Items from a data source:
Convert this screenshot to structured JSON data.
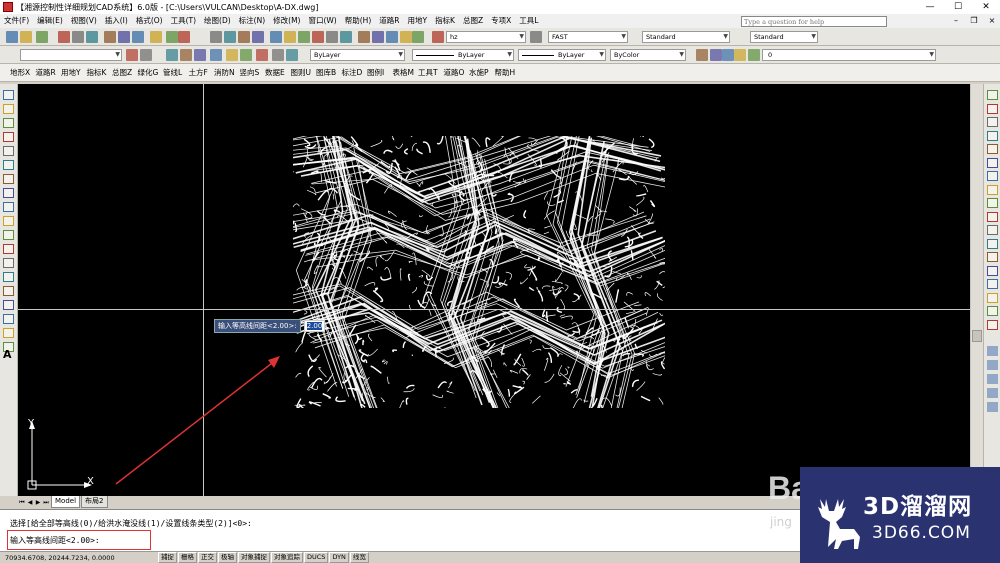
{
  "window": {
    "title": "【湘源控制性详细规划CAD系统】6.0版 - [C:\\Users\\VULCAN\\Desktop\\A-DX.dwg]",
    "minimize": "—",
    "maximize": "☐",
    "close": "✕"
  },
  "menubar": {
    "items": [
      "文件(F)",
      "编辑(E)",
      "视图(V)",
      "插入(I)",
      "格式(O)",
      "工具(T)",
      "绘图(D)",
      "标注(N)",
      "修改(M)",
      "窗口(W)",
      "帮助(H)",
      "道路R",
      "用地Y",
      "指标K",
      "总图Z",
      "专项X",
      "工具L"
    ],
    "help_placeholder": "Type a question for help"
  },
  "toolbar1": {
    "layer_combo": "hz",
    "font_combo": "FAST",
    "style_combo": "Standard",
    "dimstyle_combo": "Standard"
  },
  "toolbar2": {
    "color_combo": "ByLayer",
    "linetype_combo": "ByLayer",
    "lineweight_combo": "ByLayer",
    "plotstyle_combo": "ByColor",
    "layer_state": "0"
  },
  "custom_menu": {
    "items": [
      "地形X",
      "道路R",
      "用地Y",
      "指标K",
      "总图Z",
      "绿化G",
      "管线L",
      "土方F",
      "消防N",
      "竖向S",
      "数据E",
      "图则U",
      "图库B",
      "标注D",
      "图例I",
      "表格M",
      "工具T",
      "道路O",
      "水施P",
      "帮助H"
    ]
  },
  "canvas": {
    "prompt_label": "输入等高线间距<2.00>:",
    "prompt_value": "2.00",
    "ucs_y": "Y",
    "ucs_x": "X"
  },
  "tabs": [
    "Model",
    "布局2"
  ],
  "command": {
    "line1": "选择[给全部等高线(0)/给洪水淹没线(1)/设置线条类型(2)]<0>:",
    "line2": "输入等高线间距<2.00>:"
  },
  "status": {
    "coords": "70934.6708, 20244.7234, 0.0000",
    "buttons": [
      "捕捉",
      "栅格",
      "正交",
      "极轴",
      "对象捕捉",
      "对象追踪",
      "DUCS",
      "DYN",
      "线宽"
    ]
  },
  "watermark": {
    "main": "3D溜溜网",
    "sub": "3D66.COM",
    "bai": "Bai",
    "jing": "jing"
  },
  "colors": {
    "canvas": "#000000",
    "accent": "#2b3270",
    "highlight": "#dd3333"
  }
}
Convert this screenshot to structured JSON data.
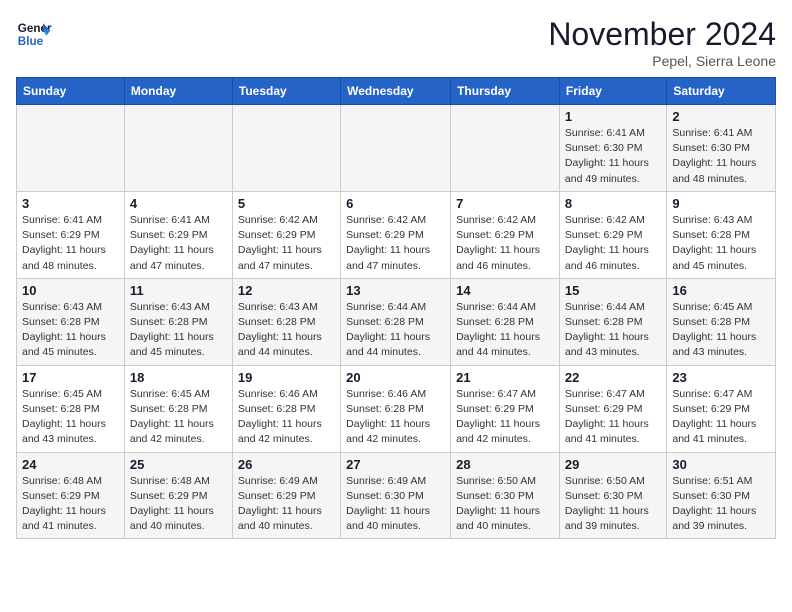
{
  "header": {
    "logo_line1": "General",
    "logo_line2": "Blue",
    "month_title": "November 2024",
    "location": "Pepel, Sierra Leone"
  },
  "days_of_week": [
    "Sunday",
    "Monday",
    "Tuesday",
    "Wednesday",
    "Thursday",
    "Friday",
    "Saturday"
  ],
  "weeks": [
    [
      {
        "day": "",
        "detail": ""
      },
      {
        "day": "",
        "detail": ""
      },
      {
        "day": "",
        "detail": ""
      },
      {
        "day": "",
        "detail": ""
      },
      {
        "day": "",
        "detail": ""
      },
      {
        "day": "1",
        "detail": "Sunrise: 6:41 AM\nSunset: 6:30 PM\nDaylight: 11 hours\nand 49 minutes."
      },
      {
        "day": "2",
        "detail": "Sunrise: 6:41 AM\nSunset: 6:30 PM\nDaylight: 11 hours\nand 48 minutes."
      }
    ],
    [
      {
        "day": "3",
        "detail": "Sunrise: 6:41 AM\nSunset: 6:29 PM\nDaylight: 11 hours\nand 48 minutes."
      },
      {
        "day": "4",
        "detail": "Sunrise: 6:41 AM\nSunset: 6:29 PM\nDaylight: 11 hours\nand 47 minutes."
      },
      {
        "day": "5",
        "detail": "Sunrise: 6:42 AM\nSunset: 6:29 PM\nDaylight: 11 hours\nand 47 minutes."
      },
      {
        "day": "6",
        "detail": "Sunrise: 6:42 AM\nSunset: 6:29 PM\nDaylight: 11 hours\nand 47 minutes."
      },
      {
        "day": "7",
        "detail": "Sunrise: 6:42 AM\nSunset: 6:29 PM\nDaylight: 11 hours\nand 46 minutes."
      },
      {
        "day": "8",
        "detail": "Sunrise: 6:42 AM\nSunset: 6:29 PM\nDaylight: 11 hours\nand 46 minutes."
      },
      {
        "day": "9",
        "detail": "Sunrise: 6:43 AM\nSunset: 6:28 PM\nDaylight: 11 hours\nand 45 minutes."
      }
    ],
    [
      {
        "day": "10",
        "detail": "Sunrise: 6:43 AM\nSunset: 6:28 PM\nDaylight: 11 hours\nand 45 minutes."
      },
      {
        "day": "11",
        "detail": "Sunrise: 6:43 AM\nSunset: 6:28 PM\nDaylight: 11 hours\nand 45 minutes."
      },
      {
        "day": "12",
        "detail": "Sunrise: 6:43 AM\nSunset: 6:28 PM\nDaylight: 11 hours\nand 44 minutes."
      },
      {
        "day": "13",
        "detail": "Sunrise: 6:44 AM\nSunset: 6:28 PM\nDaylight: 11 hours\nand 44 minutes."
      },
      {
        "day": "14",
        "detail": "Sunrise: 6:44 AM\nSunset: 6:28 PM\nDaylight: 11 hours\nand 44 minutes."
      },
      {
        "day": "15",
        "detail": "Sunrise: 6:44 AM\nSunset: 6:28 PM\nDaylight: 11 hours\nand 43 minutes."
      },
      {
        "day": "16",
        "detail": "Sunrise: 6:45 AM\nSunset: 6:28 PM\nDaylight: 11 hours\nand 43 minutes."
      }
    ],
    [
      {
        "day": "17",
        "detail": "Sunrise: 6:45 AM\nSunset: 6:28 PM\nDaylight: 11 hours\nand 43 minutes."
      },
      {
        "day": "18",
        "detail": "Sunrise: 6:45 AM\nSunset: 6:28 PM\nDaylight: 11 hours\nand 42 minutes."
      },
      {
        "day": "19",
        "detail": "Sunrise: 6:46 AM\nSunset: 6:28 PM\nDaylight: 11 hours\nand 42 minutes."
      },
      {
        "day": "20",
        "detail": "Sunrise: 6:46 AM\nSunset: 6:28 PM\nDaylight: 11 hours\nand 42 minutes."
      },
      {
        "day": "21",
        "detail": "Sunrise: 6:47 AM\nSunset: 6:29 PM\nDaylight: 11 hours\nand 42 minutes."
      },
      {
        "day": "22",
        "detail": "Sunrise: 6:47 AM\nSunset: 6:29 PM\nDaylight: 11 hours\nand 41 minutes."
      },
      {
        "day": "23",
        "detail": "Sunrise: 6:47 AM\nSunset: 6:29 PM\nDaylight: 11 hours\nand 41 minutes."
      }
    ],
    [
      {
        "day": "24",
        "detail": "Sunrise: 6:48 AM\nSunset: 6:29 PM\nDaylight: 11 hours\nand 41 minutes."
      },
      {
        "day": "25",
        "detail": "Sunrise: 6:48 AM\nSunset: 6:29 PM\nDaylight: 11 hours\nand 40 minutes."
      },
      {
        "day": "26",
        "detail": "Sunrise: 6:49 AM\nSunset: 6:29 PM\nDaylight: 11 hours\nand 40 minutes."
      },
      {
        "day": "27",
        "detail": "Sunrise: 6:49 AM\nSunset: 6:30 PM\nDaylight: 11 hours\nand 40 minutes."
      },
      {
        "day": "28",
        "detail": "Sunrise: 6:50 AM\nSunset: 6:30 PM\nDaylight: 11 hours\nand 40 minutes."
      },
      {
        "day": "29",
        "detail": "Sunrise: 6:50 AM\nSunset: 6:30 PM\nDaylight: 11 hours\nand 39 minutes."
      },
      {
        "day": "30",
        "detail": "Sunrise: 6:51 AM\nSunset: 6:30 PM\nDaylight: 11 hours\nand 39 minutes."
      }
    ]
  ]
}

* _Problem details_
Repeat each line of the records above exactly, but do not copy the pictures.

* _Exercise solution_
Convert this screenshot to structured JSON data.
{
  "window": {
    "title": "【湘源控制性详细规划CAD系统】6.0版 - [C:\\Users\\VULCAN\\Desktop\\A-DX.dwg]",
    "minimize": "—",
    "maximize": "☐",
    "close": "✕"
  },
  "menubar": {
    "items": [
      "文件(F)",
      "编辑(E)",
      "视图(V)",
      "插入(I)",
      "格式(O)",
      "工具(T)",
      "绘图(D)",
      "标注(N)",
      "修改(M)",
      "窗口(W)",
      "帮助(H)",
      "道路R",
      "用地Y",
      "指标K",
      "总图Z",
      "专项X",
      "工具L"
    ],
    "help_placeholder": "Type a question for help"
  },
  "toolbar1": {
    "layer_combo": "hz",
    "font_combo": "FAST",
    "style_combo": "Standard",
    "dimstyle_combo": "Standard"
  },
  "toolbar2": {
    "color_combo": "ByLayer",
    "linetype_combo": "ByLayer",
    "lineweight_combo": "ByLayer",
    "plotstyle_combo": "ByColor",
    "layer_state": "0"
  },
  "custom_menu": {
    "items": [
      "地形X",
      "道路R",
      "用地Y",
      "指标K",
      "总图Z",
      "绿化G",
      "管线L",
      "土方F",
      "消防N",
      "竖向S",
      "数据E",
      "图则U",
      "图库B",
      "标注D",
      "图例I",
      "表格M",
      "工具T",
      "道路O",
      "水施P",
      "帮助H"
    ]
  },
  "canvas": {
    "prompt_label": "输入等高线间距<2.00>:",
    "prompt_value": "2.00",
    "ucs_y": "Y",
    "ucs_x": "X"
  },
  "tabs": [
    "Model",
    "布局2"
  ],
  "command": {
    "line1": "选择[给全部等高线(0)/给洪水淹没线(1)/设置线条类型(2)]<0>:",
    "line2": "输入等高线间距<2.00>:"
  },
  "status": {
    "coords": "70934.6708, 20244.7234, 0.0000",
    "buttons": [
      "捕捉",
      "栅格",
      "正交",
      "极轴",
      "对象捕捉",
      "对象追踪",
      "DUCS",
      "DYN",
      "线宽"
    ]
  },
  "watermark": {
    "main": "3D溜溜网",
    "sub": "3D66.COM",
    "bai": "Bai",
    "jing": "jing"
  },
  "colors": {
    "canvas": "#000000",
    "accent": "#2b3270",
    "highlight": "#dd3333"
  }
}
Convert this screenshot to structured JSON data.
{
  "header": {
    "logo_line1": "General",
    "logo_line2": "Blue",
    "month_title": "November 2024",
    "location": "Pepel, Sierra Leone"
  },
  "days_of_week": [
    "Sunday",
    "Monday",
    "Tuesday",
    "Wednesday",
    "Thursday",
    "Friday",
    "Saturday"
  ],
  "weeks": [
    [
      {
        "day": "",
        "detail": ""
      },
      {
        "day": "",
        "detail": ""
      },
      {
        "day": "",
        "detail": ""
      },
      {
        "day": "",
        "detail": ""
      },
      {
        "day": "",
        "detail": ""
      },
      {
        "day": "1",
        "detail": "Sunrise: 6:41 AM\nSunset: 6:30 PM\nDaylight: 11 hours\nand 49 minutes."
      },
      {
        "day": "2",
        "detail": "Sunrise: 6:41 AM\nSunset: 6:30 PM\nDaylight: 11 hours\nand 48 minutes."
      }
    ],
    [
      {
        "day": "3",
        "detail": "Sunrise: 6:41 AM\nSunset: 6:29 PM\nDaylight: 11 hours\nand 48 minutes."
      },
      {
        "day": "4",
        "detail": "Sunrise: 6:41 AM\nSunset: 6:29 PM\nDaylight: 11 hours\nand 47 minutes."
      },
      {
        "day": "5",
        "detail": "Sunrise: 6:42 AM\nSunset: 6:29 PM\nDaylight: 11 hours\nand 47 minutes."
      },
      {
        "day": "6",
        "detail": "Sunrise: 6:42 AM\nSunset: 6:29 PM\nDaylight: 11 hours\nand 47 minutes."
      },
      {
        "day": "7",
        "detail": "Sunrise: 6:42 AM\nSunset: 6:29 PM\nDaylight: 11 hours\nand 46 minutes."
      },
      {
        "day": "8",
        "detail": "Sunrise: 6:42 AM\nSunset: 6:29 PM\nDaylight: 11 hours\nand 46 minutes."
      },
      {
        "day": "9",
        "detail": "Sunrise: 6:43 AM\nSunset: 6:28 PM\nDaylight: 11 hours\nand 45 minutes."
      }
    ],
    [
      {
        "day": "10",
        "detail": "Sunrise: 6:43 AM\nSunset: 6:28 PM\nDaylight: 11 hours\nand 45 minutes."
      },
      {
        "day": "11",
        "detail": "Sunrise: 6:43 AM\nSunset: 6:28 PM\nDaylight: 11 hours\nand 45 minutes."
      },
      {
        "day": "12",
        "detail": "Sunrise: 6:43 AM\nSunset: 6:28 PM\nDaylight: 11 hours\nand 44 minutes."
      },
      {
        "day": "13",
        "detail": "Sunrise: 6:44 AM\nSunset: 6:28 PM\nDaylight: 11 hours\nand 44 minutes."
      },
      {
        "day": "14",
        "detail": "Sunrise: 6:44 AM\nSunset: 6:28 PM\nDaylight: 11 hours\nand 44 minutes."
      },
      {
        "day": "15",
        "detail": "Sunrise: 6:44 AM\nSunset: 6:28 PM\nDaylight: 11 hours\nand 43 minutes."
      },
      {
        "day": "16",
        "detail": "Sunrise: 6:45 AM\nSunset: 6:28 PM\nDaylight: 11 hours\nand 43 minutes."
      }
    ],
    [
      {
        "day": "17",
        "detail": "Sunrise: 6:45 AM\nSunset: 6:28 PM\nDaylight: 11 hours\nand 43 minutes."
      },
      {
        "day": "18",
        "detail": "Sunrise: 6:45 AM\nSunset: 6:28 PM\nDaylight: 11 hours\nand 42 minutes."
      },
      {
        "day": "19",
        "detail": "Sunrise: 6:46 AM\nSunset: 6:28 PM\nDaylight: 11 hours\nand 42 minutes."
      },
      {
        "day": "20",
        "detail": "Sunrise: 6:46 AM\nSunset: 6:28 PM\nDaylight: 11 hours\nand 42 minutes."
      },
      {
        "day": "21",
        "detail": "Sunrise: 6:47 AM\nSunset: 6:29 PM\nDaylight: 11 hours\nand 42 minutes."
      },
      {
        "day": "22",
        "detail": "Sunrise: 6:47 AM\nSunset: 6:29 PM\nDaylight: 11 hours\nand 41 minutes."
      },
      {
        "day": "23",
        "detail": "Sunrise: 6:47 AM\nSunset: 6:29 PM\nDaylight: 11 hours\nand 41 minutes."
      }
    ],
    [
      {
        "day": "24",
        "detail": "Sunrise: 6:48 AM\nSunset: 6:29 PM\nDaylight: 11 hours\nand 41 minutes."
      },
      {
        "day": "25",
        "detail": "Sunrise: 6:48 AM\nSunset: 6:29 PM\nDaylight: 11 hours\nand 40 minutes."
      },
      {
        "day": "26",
        "detail": "Sunrise: 6:49 AM\nSunset: 6:29 PM\nDaylight: 11 hours\nand 40 minutes."
      },
      {
        "day": "27",
        "detail": "Sunrise: 6:49 AM\nSunset: 6:30 PM\nDaylight: 11 hours\nand 40 minutes."
      },
      {
        "day": "28",
        "detail": "Sunrise: 6:50 AM\nSunset: 6:30 PM\nDaylight: 11 hours\nand 40 minutes."
      },
      {
        "day": "29",
        "detail": "Sunrise: 6:50 AM\nSunset: 6:30 PM\nDaylight: 11 hours\nand 39 minutes."
      },
      {
        "day": "30",
        "detail": "Sunrise: 6:51 AM\nSunset: 6:30 PM\nDaylight: 11 hours\nand 39 minutes."
      }
    ]
  ]
}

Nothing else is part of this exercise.